- [SUPPLIED MATERIAL]
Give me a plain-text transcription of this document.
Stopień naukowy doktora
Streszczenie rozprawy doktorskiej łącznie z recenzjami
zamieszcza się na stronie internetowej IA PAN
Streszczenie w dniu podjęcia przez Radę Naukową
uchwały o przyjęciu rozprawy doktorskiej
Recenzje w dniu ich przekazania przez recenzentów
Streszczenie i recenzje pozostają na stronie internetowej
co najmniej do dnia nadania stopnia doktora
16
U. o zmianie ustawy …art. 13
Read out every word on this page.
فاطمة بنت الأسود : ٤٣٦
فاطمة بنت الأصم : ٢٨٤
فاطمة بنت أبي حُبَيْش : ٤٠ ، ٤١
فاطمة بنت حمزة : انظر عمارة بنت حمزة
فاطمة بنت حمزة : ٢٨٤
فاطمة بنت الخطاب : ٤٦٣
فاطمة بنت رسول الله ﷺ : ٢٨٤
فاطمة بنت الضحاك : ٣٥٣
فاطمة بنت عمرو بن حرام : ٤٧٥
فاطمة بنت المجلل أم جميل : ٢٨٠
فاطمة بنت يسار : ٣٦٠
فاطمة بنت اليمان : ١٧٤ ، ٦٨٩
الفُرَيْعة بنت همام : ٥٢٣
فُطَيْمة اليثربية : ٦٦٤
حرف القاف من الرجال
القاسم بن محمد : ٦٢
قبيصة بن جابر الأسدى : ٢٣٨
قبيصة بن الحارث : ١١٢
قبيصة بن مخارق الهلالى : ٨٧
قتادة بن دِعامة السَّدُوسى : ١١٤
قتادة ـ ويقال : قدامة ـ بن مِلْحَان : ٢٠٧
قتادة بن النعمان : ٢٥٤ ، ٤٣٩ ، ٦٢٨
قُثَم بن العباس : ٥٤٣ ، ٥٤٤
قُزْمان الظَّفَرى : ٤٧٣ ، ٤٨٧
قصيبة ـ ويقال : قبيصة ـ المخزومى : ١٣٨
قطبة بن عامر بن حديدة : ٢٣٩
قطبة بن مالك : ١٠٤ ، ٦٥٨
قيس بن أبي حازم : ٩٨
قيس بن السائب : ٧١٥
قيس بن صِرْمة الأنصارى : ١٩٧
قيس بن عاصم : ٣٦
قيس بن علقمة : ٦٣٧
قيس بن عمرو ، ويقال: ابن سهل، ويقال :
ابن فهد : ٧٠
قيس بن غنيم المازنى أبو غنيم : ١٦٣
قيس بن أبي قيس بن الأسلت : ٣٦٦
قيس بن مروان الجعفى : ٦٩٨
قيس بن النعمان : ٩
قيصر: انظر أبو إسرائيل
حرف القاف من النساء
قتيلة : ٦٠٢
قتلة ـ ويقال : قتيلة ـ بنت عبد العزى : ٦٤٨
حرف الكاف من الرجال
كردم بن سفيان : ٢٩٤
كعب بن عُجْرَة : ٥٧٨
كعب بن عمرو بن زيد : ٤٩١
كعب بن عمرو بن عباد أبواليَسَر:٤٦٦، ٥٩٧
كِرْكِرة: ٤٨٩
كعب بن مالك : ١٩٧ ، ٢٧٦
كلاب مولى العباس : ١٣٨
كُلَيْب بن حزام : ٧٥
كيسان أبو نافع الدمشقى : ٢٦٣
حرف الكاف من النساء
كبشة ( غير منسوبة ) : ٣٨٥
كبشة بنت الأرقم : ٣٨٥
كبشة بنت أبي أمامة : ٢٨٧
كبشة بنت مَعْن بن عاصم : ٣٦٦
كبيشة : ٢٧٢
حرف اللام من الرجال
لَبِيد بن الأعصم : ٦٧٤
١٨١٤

--

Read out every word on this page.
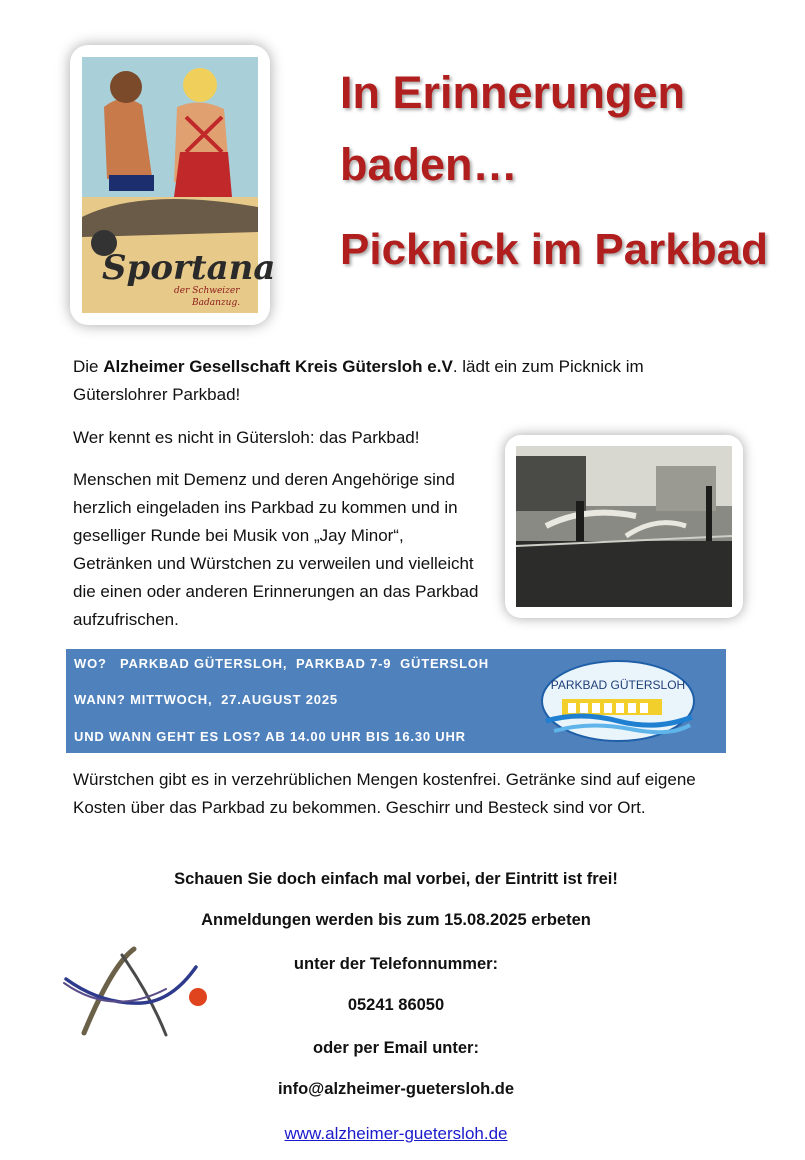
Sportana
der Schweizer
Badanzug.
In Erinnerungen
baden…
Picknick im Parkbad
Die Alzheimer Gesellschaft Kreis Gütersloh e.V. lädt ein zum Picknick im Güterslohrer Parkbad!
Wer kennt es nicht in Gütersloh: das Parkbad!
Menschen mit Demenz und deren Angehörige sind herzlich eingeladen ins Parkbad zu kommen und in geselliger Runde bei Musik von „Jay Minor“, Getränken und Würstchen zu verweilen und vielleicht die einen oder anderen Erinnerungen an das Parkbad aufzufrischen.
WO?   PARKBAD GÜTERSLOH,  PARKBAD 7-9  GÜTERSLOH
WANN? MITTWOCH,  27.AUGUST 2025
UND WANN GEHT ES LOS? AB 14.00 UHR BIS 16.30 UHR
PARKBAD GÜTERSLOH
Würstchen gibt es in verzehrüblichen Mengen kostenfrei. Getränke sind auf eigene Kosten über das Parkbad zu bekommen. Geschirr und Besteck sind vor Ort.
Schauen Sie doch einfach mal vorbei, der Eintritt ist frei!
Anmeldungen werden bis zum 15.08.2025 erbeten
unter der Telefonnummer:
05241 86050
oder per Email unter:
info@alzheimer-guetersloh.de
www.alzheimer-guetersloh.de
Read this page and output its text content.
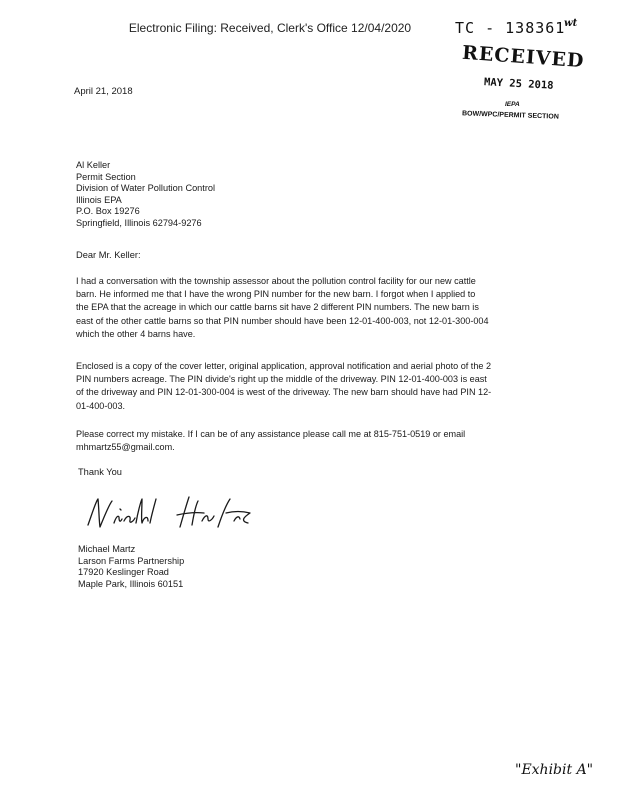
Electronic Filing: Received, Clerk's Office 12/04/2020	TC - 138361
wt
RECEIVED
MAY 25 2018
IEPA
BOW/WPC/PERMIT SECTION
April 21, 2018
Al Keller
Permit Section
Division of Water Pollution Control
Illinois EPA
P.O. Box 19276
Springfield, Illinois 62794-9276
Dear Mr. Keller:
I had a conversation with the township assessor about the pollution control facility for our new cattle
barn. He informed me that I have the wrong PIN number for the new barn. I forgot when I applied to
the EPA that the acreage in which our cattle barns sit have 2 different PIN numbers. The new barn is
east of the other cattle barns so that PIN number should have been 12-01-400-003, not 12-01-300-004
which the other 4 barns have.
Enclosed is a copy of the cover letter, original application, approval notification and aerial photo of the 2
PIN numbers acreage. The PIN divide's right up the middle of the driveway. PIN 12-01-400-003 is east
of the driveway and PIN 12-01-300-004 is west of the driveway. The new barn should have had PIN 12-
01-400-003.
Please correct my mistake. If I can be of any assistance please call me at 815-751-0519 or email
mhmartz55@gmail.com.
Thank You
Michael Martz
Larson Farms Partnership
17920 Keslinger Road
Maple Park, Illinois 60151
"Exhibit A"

- [AIM OF THE TASK] Scan the lines for the string "text". Pick out every line that has it.

- [RESULT]
Give me a plain-text transcription of this document.
Read this page and output its text content.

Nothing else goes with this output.